=== RECORDED INFORMATION ===
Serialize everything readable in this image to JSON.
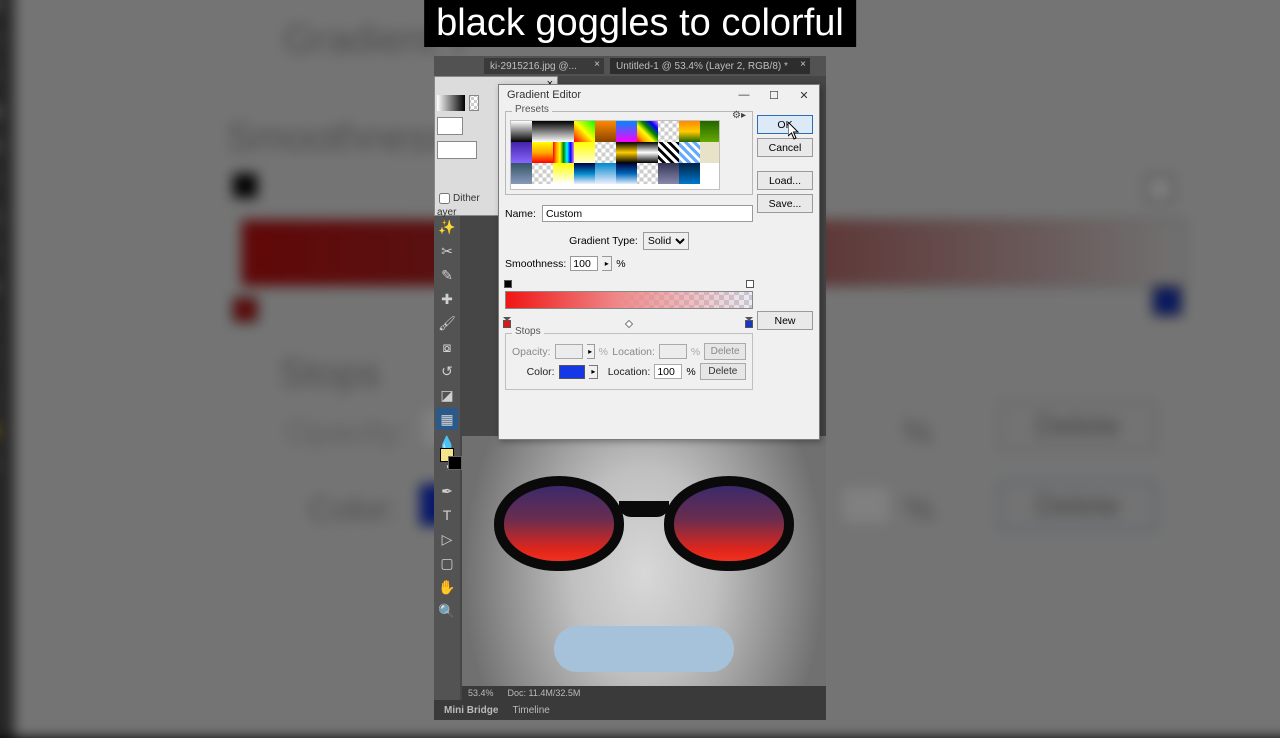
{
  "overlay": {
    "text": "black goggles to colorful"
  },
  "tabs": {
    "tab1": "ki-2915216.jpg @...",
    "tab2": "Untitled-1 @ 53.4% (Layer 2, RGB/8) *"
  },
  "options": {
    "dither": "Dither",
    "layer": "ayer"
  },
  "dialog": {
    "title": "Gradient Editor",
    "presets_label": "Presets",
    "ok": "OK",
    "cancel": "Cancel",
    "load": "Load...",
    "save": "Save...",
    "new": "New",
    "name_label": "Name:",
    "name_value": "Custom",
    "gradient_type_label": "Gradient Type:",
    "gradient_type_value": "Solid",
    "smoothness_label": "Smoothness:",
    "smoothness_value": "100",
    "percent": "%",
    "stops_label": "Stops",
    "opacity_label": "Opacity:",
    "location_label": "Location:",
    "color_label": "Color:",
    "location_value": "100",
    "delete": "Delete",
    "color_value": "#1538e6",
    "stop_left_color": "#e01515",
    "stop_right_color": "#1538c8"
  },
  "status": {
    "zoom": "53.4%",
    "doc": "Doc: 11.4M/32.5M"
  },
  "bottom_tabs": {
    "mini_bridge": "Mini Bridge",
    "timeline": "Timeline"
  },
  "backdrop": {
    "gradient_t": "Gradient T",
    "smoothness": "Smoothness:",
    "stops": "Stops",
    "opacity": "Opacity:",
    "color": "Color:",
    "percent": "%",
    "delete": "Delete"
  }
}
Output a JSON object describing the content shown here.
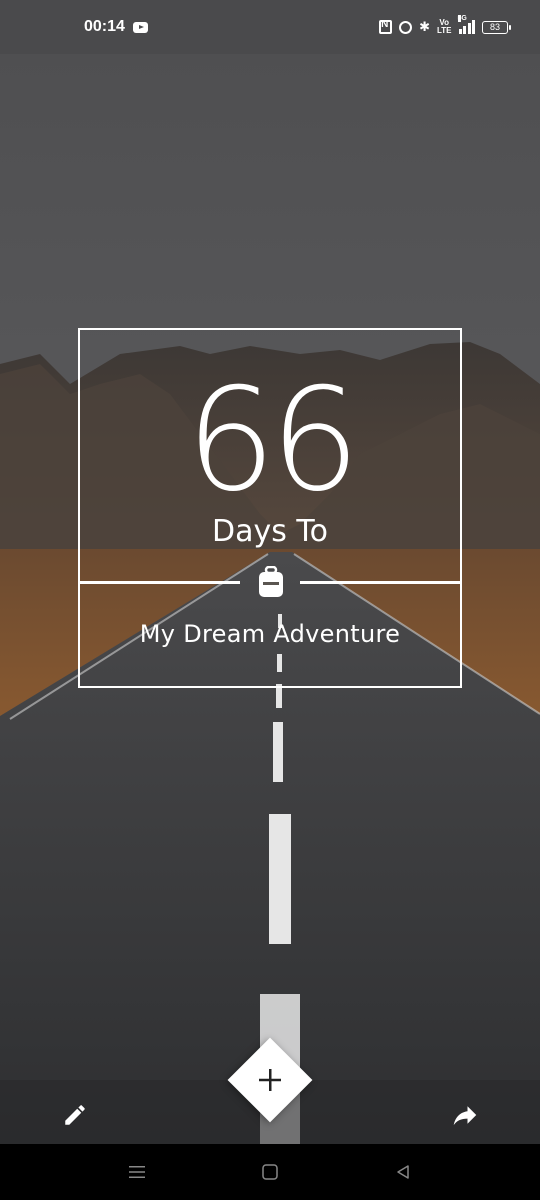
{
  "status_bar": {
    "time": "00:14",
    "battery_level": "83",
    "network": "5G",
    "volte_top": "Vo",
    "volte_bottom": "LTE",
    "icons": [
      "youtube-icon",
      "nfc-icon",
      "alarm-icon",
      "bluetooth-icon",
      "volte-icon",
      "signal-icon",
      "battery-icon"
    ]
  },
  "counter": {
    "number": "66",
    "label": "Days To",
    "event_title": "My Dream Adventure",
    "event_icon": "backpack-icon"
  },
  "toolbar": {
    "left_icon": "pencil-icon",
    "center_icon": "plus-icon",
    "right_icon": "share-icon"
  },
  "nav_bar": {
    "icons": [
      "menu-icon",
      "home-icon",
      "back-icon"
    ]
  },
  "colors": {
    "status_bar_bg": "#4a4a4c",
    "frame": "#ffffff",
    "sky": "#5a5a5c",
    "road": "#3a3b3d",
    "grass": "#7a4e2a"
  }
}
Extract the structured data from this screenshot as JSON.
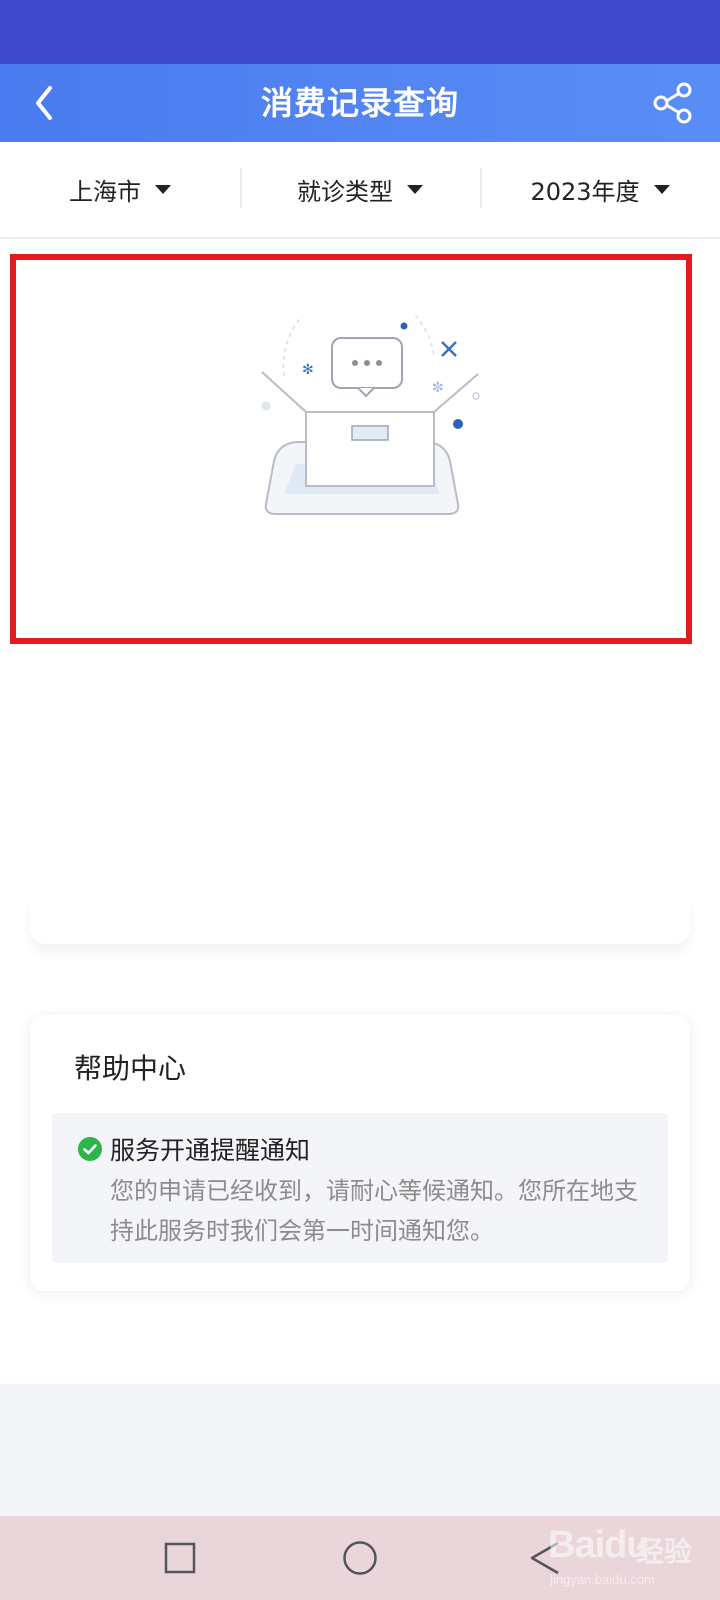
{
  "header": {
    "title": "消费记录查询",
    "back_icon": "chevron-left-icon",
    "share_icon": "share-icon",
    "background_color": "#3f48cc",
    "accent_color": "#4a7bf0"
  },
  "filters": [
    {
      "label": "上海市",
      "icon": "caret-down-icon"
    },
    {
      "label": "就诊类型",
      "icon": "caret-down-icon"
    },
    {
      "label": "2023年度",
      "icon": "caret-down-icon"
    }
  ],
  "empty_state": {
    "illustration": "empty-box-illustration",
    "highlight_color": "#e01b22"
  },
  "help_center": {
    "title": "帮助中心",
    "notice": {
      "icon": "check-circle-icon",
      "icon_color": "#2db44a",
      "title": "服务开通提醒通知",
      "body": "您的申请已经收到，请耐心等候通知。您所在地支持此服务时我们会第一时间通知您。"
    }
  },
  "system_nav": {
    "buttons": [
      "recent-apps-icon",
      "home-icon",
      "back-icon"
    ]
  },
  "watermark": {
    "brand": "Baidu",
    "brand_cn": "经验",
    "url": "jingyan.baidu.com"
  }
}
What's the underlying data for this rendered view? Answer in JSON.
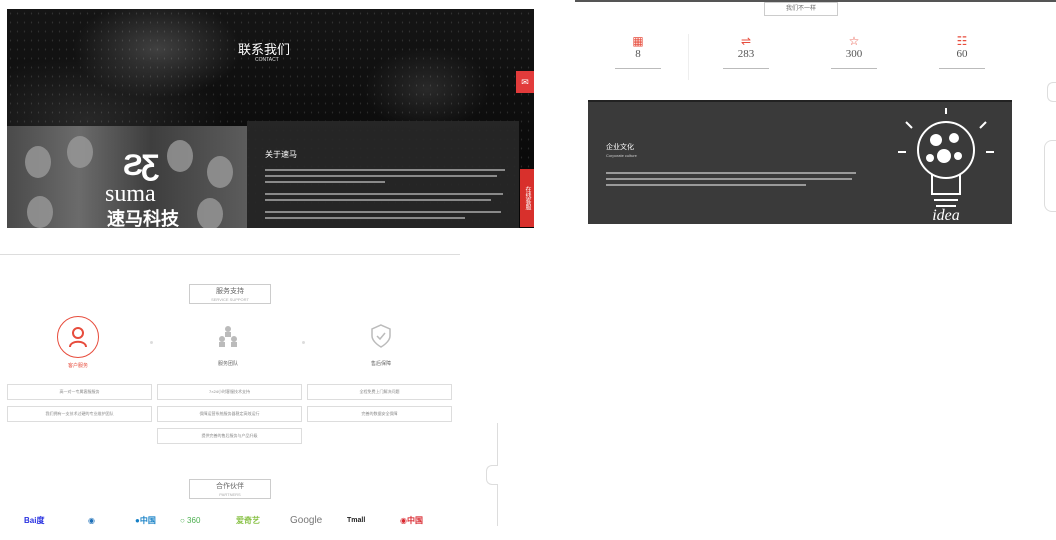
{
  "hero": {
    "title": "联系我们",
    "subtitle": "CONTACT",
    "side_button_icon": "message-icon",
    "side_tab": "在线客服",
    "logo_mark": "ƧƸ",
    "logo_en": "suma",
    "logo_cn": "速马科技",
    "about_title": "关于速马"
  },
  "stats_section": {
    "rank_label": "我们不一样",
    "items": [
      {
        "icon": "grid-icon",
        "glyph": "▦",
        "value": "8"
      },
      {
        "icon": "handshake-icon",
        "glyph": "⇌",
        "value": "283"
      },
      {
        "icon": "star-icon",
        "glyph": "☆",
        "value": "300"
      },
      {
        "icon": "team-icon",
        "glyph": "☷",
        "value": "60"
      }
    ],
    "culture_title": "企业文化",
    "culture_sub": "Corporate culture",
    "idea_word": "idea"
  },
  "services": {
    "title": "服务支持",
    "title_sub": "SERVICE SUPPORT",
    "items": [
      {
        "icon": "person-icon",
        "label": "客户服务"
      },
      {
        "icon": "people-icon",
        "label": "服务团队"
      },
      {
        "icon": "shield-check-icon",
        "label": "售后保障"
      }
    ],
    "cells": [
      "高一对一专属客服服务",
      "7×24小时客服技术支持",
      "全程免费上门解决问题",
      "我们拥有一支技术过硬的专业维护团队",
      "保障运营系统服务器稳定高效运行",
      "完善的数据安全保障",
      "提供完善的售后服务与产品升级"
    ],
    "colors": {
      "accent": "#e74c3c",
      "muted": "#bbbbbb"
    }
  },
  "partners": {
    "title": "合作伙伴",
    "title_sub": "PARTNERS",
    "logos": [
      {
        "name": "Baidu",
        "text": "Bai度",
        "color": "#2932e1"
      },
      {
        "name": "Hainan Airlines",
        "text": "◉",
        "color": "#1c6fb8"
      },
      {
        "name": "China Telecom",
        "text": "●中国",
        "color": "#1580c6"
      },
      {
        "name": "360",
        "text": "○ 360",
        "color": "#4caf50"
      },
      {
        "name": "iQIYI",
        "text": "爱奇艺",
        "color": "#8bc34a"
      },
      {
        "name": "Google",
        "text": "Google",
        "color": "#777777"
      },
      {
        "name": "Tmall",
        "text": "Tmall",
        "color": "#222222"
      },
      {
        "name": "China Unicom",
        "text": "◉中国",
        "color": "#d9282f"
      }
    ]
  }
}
===
Keep the pictures out of your copy, and repeat every entry above exactly.

**CORRECT ANSWER**
Serialize everything readable in this image to JSON.
{
  "overlay": {
    "text": "black goggles to colorful"
  },
  "tabs": {
    "tab1": "ki-2915216.jpg @...",
    "tab2": "Untitled-1 @ 53.4% (Layer 2, RGB/8) *"
  },
  "options": {
    "dither": "Dither",
    "layer": "ayer"
  },
  "dialog": {
    "title": "Gradient Editor",
    "presets_label": "Presets",
    "ok": "OK",
    "cancel": "Cancel",
    "load": "Load...",
    "save": "Save...",
    "new": "New",
    "name_label": "Name:",
    "name_value": "Custom",
    "gradient_type_label": "Gradient Type:",
    "gradient_type_value": "Solid",
    "smoothness_label": "Smoothness:",
    "smoothness_value": "100",
    "percent": "%",
    "stops_label": "Stops",
    "opacity_label": "Opacity:",
    "location_label": "Location:",
    "color_label": "Color:",
    "location_value": "100",
    "delete": "Delete",
    "color_value": "#1538e6",
    "stop_left_color": "#e01515",
    "stop_right_color": "#1538c8"
  },
  "status": {
    "zoom": "53.4%",
    "doc": "Doc: 11.4M/32.5M"
  },
  "bottom_tabs": {
    "mini_bridge": "Mini Bridge",
    "timeline": "Timeline"
  },
  "backdrop": {
    "gradient_t": "Gradient T",
    "smoothness": "Smoothness:",
    "stops": "Stops",
    "opacity": "Opacity:",
    "color": "Color:",
    "percent": "%",
    "delete": "Delete"
  }
}
Output a JSON object describing the content shown here.
{
  "status_bar": {
    "time": "00:14",
    "battery_level": "83",
    "network": "5G",
    "volte_top": "Vo",
    "volte_bottom": "LTE",
    "icons": [
      "youtube-icon",
      "nfc-icon",
      "alarm-icon",
      "bluetooth-icon",
      "volte-icon",
      "signal-icon",
      "battery-icon"
    ]
  },
  "counter": {
    "number": "66",
    "label": "Days To",
    "event_title": "My Dream Adventure",
    "event_icon": "backpack-icon"
  },
  "toolbar": {
    "left_icon": "pencil-icon",
    "center_icon": "plus-icon",
    "right_icon": "share-icon"
  },
  "nav_bar": {
    "icons": [
      "menu-icon",
      "home-icon",
      "back-icon"
    ]
  },
  "colors": {
    "status_bar_bg": "#4a4a4c",
    "frame": "#ffffff",
    "sky": "#5a5a5c",
    "road": "#3a3b3d",
    "grass": "#7a4e2a"
  }
}
Extract the structured data from this screenshot as JSON.
{
  "header": {
    "title": "消费记录查询",
    "back_icon": "chevron-left-icon",
    "share_icon": "share-icon",
    "background_color": "#3f48cc",
    "accent_color": "#4a7bf0"
  },
  "filters": [
    {
      "label": "上海市",
      "icon": "caret-down-icon"
    },
    {
      "label": "就诊类型",
      "icon": "caret-down-icon"
    },
    {
      "label": "2023年度",
      "icon": "caret-down-icon"
    }
  ],
  "empty_state": {
    "illustration": "empty-box-illustration",
    "highlight_color": "#e01b22"
  },
  "help_center": {
    "title": "帮助中心",
    "notice": {
      "icon": "check-circle-icon",
      "icon_color": "#2db44a",
      "title": "服务开通提醒通知",
      "body": "您的申请已经收到，请耐心等候通知。您所在地支持此服务时我们会第一时间通知您。"
    }
  },
  "system_nav": {
    "buttons": [
      "recent-apps-icon",
      "home-icon",
      "back-icon"
    ]
  },
  "watermark": {
    "brand": "Baidu",
    "brand_cn": "经验",
    "url": "jingyan.baidu.com"
  }
}
What's the underlying data for this rendered view? Answer in JSON.
{
  "hero": {
    "title": "联系我们",
    "subtitle": "CONTACT",
    "side_button_icon": "message-icon",
    "side_tab": "在线客服",
    "logo_mark": "ƧƸ",
    "logo_en": "suma",
    "logo_cn": "速马科技",
    "about_title": "关于速马"
  },
  "stats_section": {
    "rank_label": "我们不一样",
    "items": [
      {
        "icon": "grid-icon",
        "glyph": "▦",
        "value": "8"
      },
      {
        "icon": "handshake-icon",
        "glyph": "⇌",
        "value": "283"
      },
      {
        "icon": "star-icon",
        "glyph": "☆",
        "value": "300"
      },
      {
        "icon": "team-icon",
        "glyph": "☷",
        "value": "60"
      }
    ],
    "culture_title": "企业文化",
    "culture_sub": "Corporate culture",
    "idea_word": "idea"
  },
  "services": {
    "title": "服务支持",
    "title_sub": "SERVICE SUPPORT",
    "items": [
      {
        "icon": "person-icon",
        "label": "客户服务"
      },
      {
        "icon": "people-icon",
        "label": "服务团队"
      },
      {
        "icon": "shield-check-icon",
        "label": "售后保障"
      }
    ],
    "cells": [
      "高一对一专属客服服务",
      "7×24小时客服技术支持",
      "全程免费上门解决问题",
      "我们拥有一支技术过硬的专业维护团队",
      "保障运营系统服务器稳定高效运行",
      "完善的数据安全保障",
      "提供完善的售后服务与产品升级"
    ],
    "colors": {
      "accent": "#e74c3c",
      "muted": "#bbbbbb"
    }
  },
  "partners": {
    "title": "合作伙伴",
    "title_sub": "PARTNERS",
    "logos": [
      {
        "name": "Baidu",
        "text": "Bai度",
        "color": "#2932e1"
      },
      {
        "name": "Hainan Airlines",
        "text": "◉",
        "color": "#1c6fb8"
      },
      {
        "name": "China Telecom",
        "text": "●中国",
        "color": "#1580c6"
      },
      {
        "name": "360",
        "text": "○ 360",
        "color": "#4caf50"
      },
      {
        "name": "iQIYI",
        "text": "爱奇艺",
        "color": "#8bc34a"
      },
      {
        "name": "Google",
        "text": "Google",
        "color": "#777777"
      },
      {
        "name": "Tmall",
        "text": "Tmall",
        "color": "#222222"
      },
      {
        "name": "China Unicom",
        "text": "◉中国",
        "color": "#d9282f"
      }
    ]
  }
}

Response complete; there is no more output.